## DATA LINES
-- -- --

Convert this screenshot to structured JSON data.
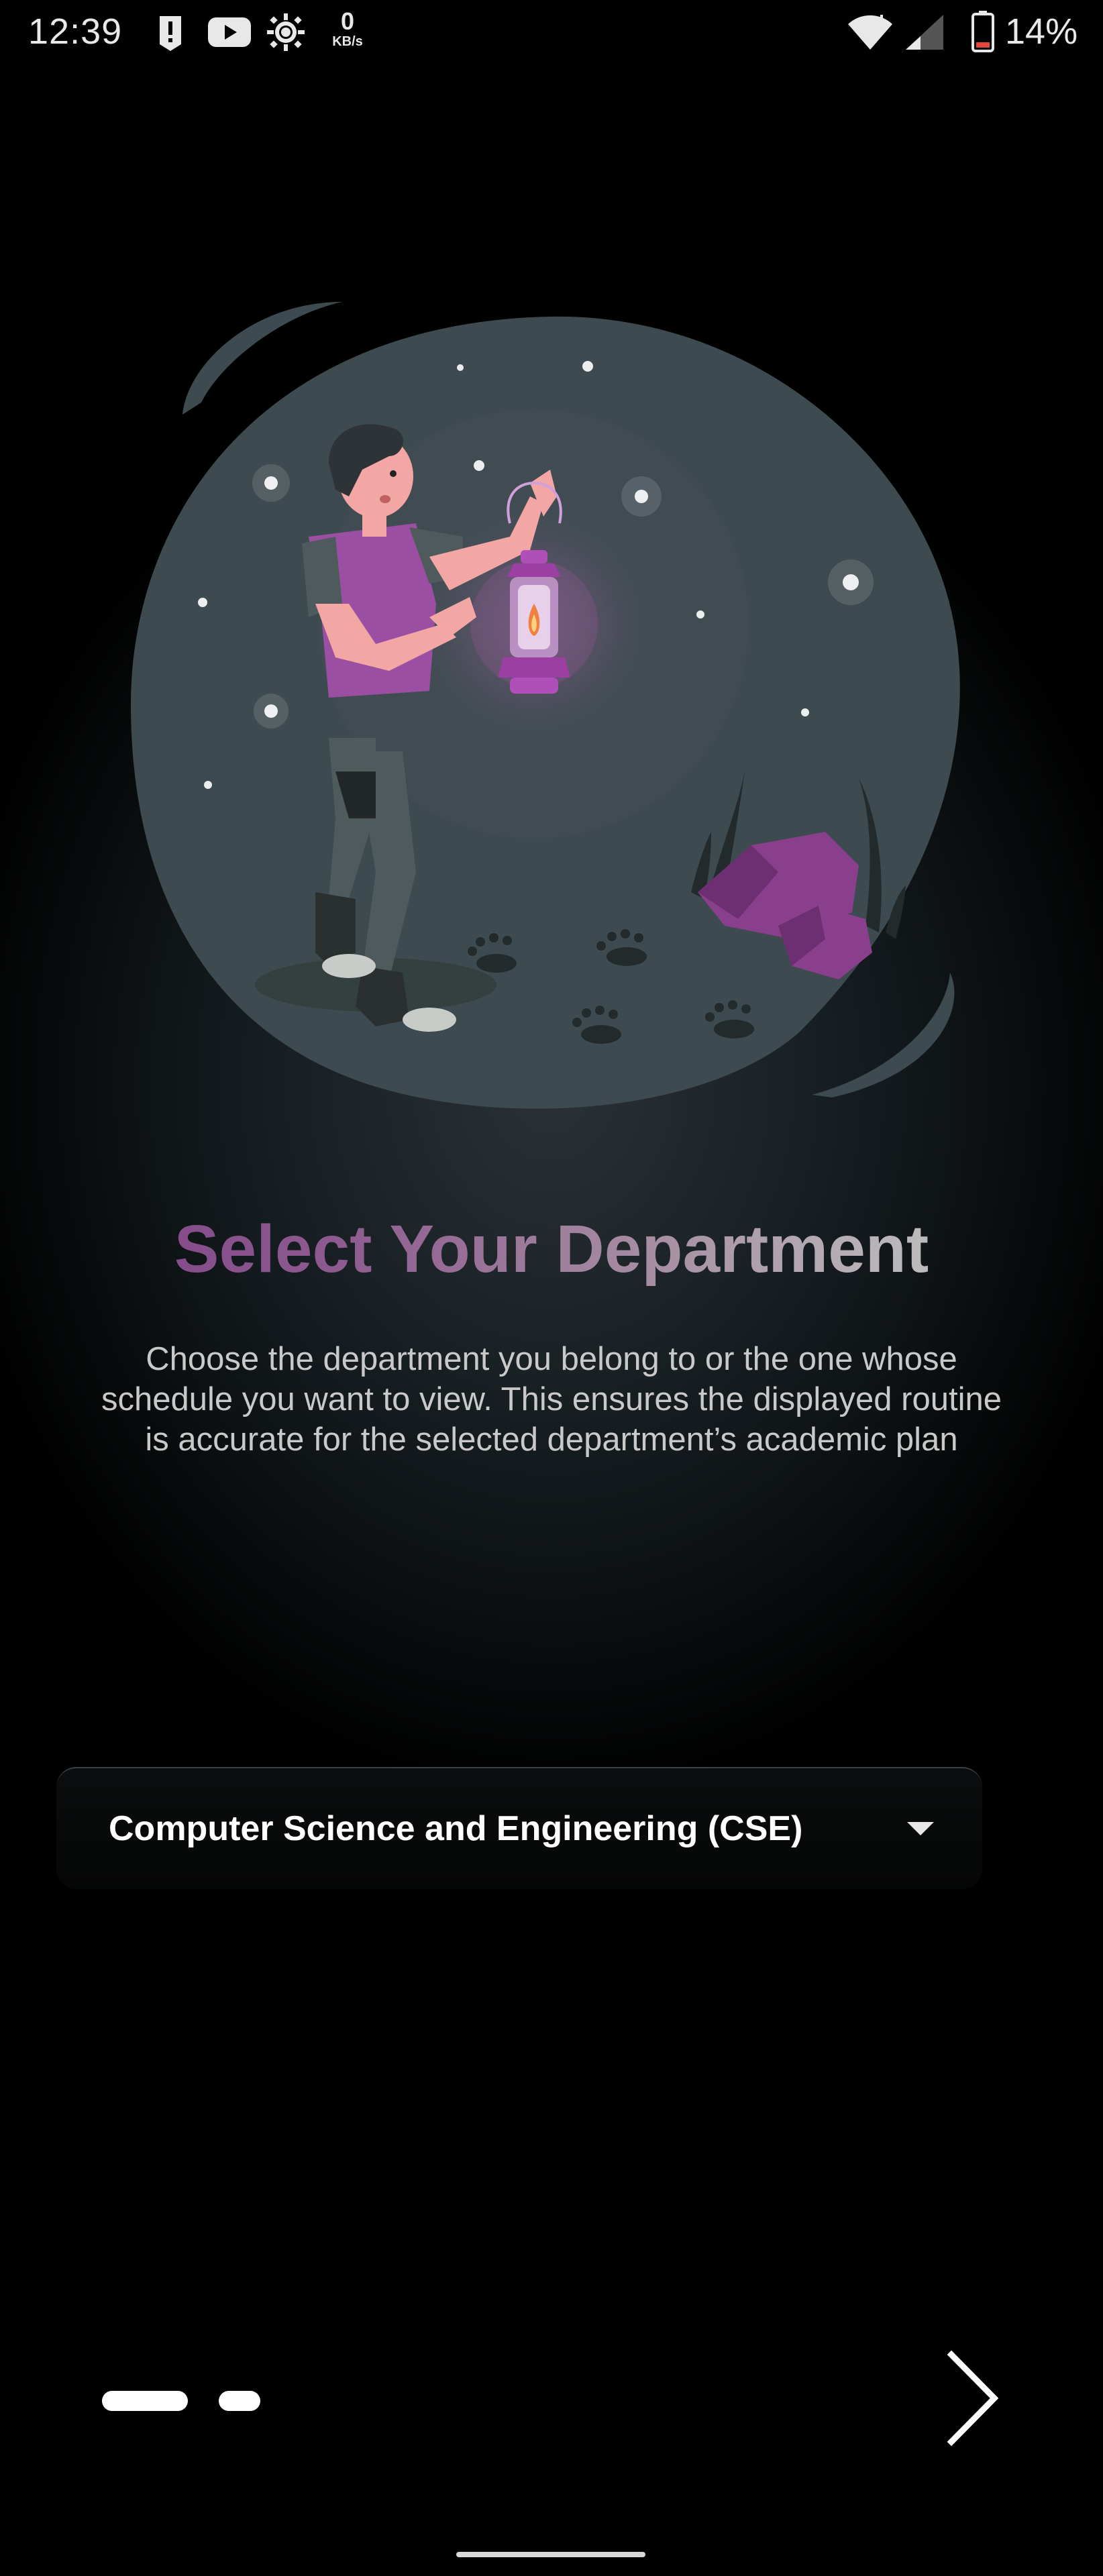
{
  "status_bar": {
    "time": "12:39",
    "icons": [
      "alert-icon",
      "youtube-icon",
      "brightness-icon"
    ],
    "network_speed_value": "0",
    "network_speed_unit": "KB/s",
    "right_icons": [
      "wifi-icon",
      "cell-signal-icon",
      "battery-icon"
    ],
    "battery_percent": "14%",
    "battery_level": 0.14
  },
  "onboarding": {
    "illustration": "man-with-lantern-illustration",
    "title": "Select Your Department",
    "description": "Choose the department you belong to or the one whose schedule you want to view. This ensures the displayed routine is accurate for the selected department’s academic plan"
  },
  "department_select": {
    "selected_value": "Computer Science and Engineering (CSE)",
    "icon": "caret-down-icon"
  },
  "pager": {
    "page_count": 2,
    "current_page": 1,
    "next_icon": "chevron-right-icon"
  },
  "colors": {
    "background": "#000000",
    "title_gradient_start": "#7b3f86",
    "title_gradient_end": "#c8c8c8",
    "accent_purple": "#9b4fa3",
    "illustration_blob": "#3d4a4f"
  }
}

-- -- --

Except for the pictures, copy every line of the records above exactly.

Convert this screenshot to structured JSON data.
{
  "status_bar": {
    "time": "12:39",
    "icons": [
      "alert-icon",
      "youtube-icon",
      "brightness-icon"
    ],
    "network_speed_value": "0",
    "network_speed_unit": "KB/s",
    "right_icons": [
      "wifi-icon",
      "cell-signal-icon",
      "battery-icon"
    ],
    "battery_percent": "14%",
    "battery_level": 0.14
  },
  "onboarding": {
    "illustration": "man-with-lantern-illustration",
    "title": "Select Your Department",
    "description": "Choose the department you belong to or the one whose schedule you want to view. This ensures the displayed routine is accurate for the selected department’s academic plan"
  },
  "department_select": {
    "selected_value": "Computer Science and Engineering (CSE)",
    "icon": "caret-down-icon"
  },
  "pager": {
    "page_count": 2,
    "current_page": 1,
    "next_icon": "chevron-right-icon"
  },
  "colors": {
    "background": "#000000",
    "title_gradient_start": "#7b3f86",
    "title_gradient_end": "#c8c8c8",
    "accent_purple": "#9b4fa3",
    "illustration_blob": "#3d4a4f"
  }
}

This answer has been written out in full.